= Exercise input =
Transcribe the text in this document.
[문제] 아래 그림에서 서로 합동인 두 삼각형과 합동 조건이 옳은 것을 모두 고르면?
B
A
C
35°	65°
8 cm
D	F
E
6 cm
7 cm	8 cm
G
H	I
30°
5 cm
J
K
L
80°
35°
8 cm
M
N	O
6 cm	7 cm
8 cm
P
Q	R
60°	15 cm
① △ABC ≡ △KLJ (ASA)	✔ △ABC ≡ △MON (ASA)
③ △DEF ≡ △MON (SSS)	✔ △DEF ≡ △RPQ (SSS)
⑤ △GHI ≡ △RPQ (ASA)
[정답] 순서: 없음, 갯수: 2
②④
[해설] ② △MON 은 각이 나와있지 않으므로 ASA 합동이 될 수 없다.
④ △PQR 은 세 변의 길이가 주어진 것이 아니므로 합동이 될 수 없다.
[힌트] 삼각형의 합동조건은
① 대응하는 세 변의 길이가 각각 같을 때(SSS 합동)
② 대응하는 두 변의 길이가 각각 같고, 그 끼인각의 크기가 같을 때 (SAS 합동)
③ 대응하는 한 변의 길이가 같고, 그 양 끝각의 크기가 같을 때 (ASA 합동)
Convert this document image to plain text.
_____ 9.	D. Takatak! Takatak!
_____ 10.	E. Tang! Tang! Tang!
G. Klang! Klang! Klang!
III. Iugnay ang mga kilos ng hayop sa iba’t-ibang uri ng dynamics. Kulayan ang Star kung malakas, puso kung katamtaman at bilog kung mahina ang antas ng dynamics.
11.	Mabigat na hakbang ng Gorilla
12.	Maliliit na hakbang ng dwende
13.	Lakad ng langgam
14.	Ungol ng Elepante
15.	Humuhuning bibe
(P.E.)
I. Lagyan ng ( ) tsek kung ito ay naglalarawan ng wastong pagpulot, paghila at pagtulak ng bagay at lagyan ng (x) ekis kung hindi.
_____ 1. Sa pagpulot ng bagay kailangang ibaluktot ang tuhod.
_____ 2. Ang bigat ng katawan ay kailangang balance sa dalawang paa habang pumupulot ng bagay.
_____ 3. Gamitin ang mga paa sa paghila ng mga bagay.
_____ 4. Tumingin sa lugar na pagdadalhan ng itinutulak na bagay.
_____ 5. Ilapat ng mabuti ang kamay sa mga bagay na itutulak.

= Challenge =
Give again, word for word, every line from the one holding "Convert this document image to plain text." to the end of the data.

= Exercise answer =
Convert this document image to plain text.
_____ 9.	D. Takatak! Takatak!
_____ 10.	E. Tang! Tang! Tang!
G. Klang! Klang! Klang!
III. Iugnay ang mga kilos ng hayop sa iba’t-ibang uri ng dynamics. Kulayan ang Star kung malakas, puso kung katamtaman at bilog kung mahina ang antas ng dynamics.
11.	Mabigat na hakbang ng Gorilla
12.	Maliliit na hakbang ng dwende
13.	Lakad ng langgam
14.	Ungol ng Elepante
15.	Humuhuning bibe
(P.E.)
I. Lagyan ng ( ) tsek kung ito ay naglalarawan ng wastong pagpulot, paghila at pagtulak ng bagay at lagyan ng (x) ekis kung hindi.
_____ 1. Sa pagpulot ng bagay kailangang ibaluktot ang tuhod.
_____ 2. Ang bigat ng katawan ay kailangang balance sa dalawang paa habang pumupulot ng bagay.
_____ 3. Gamitin ang mga paa sa paghila ng mga bagay.
_____ 4. Tumingin sa lugar na pagdadalhan ng itinutulak na bagay.
_____ 5. Ilapat ng mabuti ang kamay sa mga bagay na itutulak.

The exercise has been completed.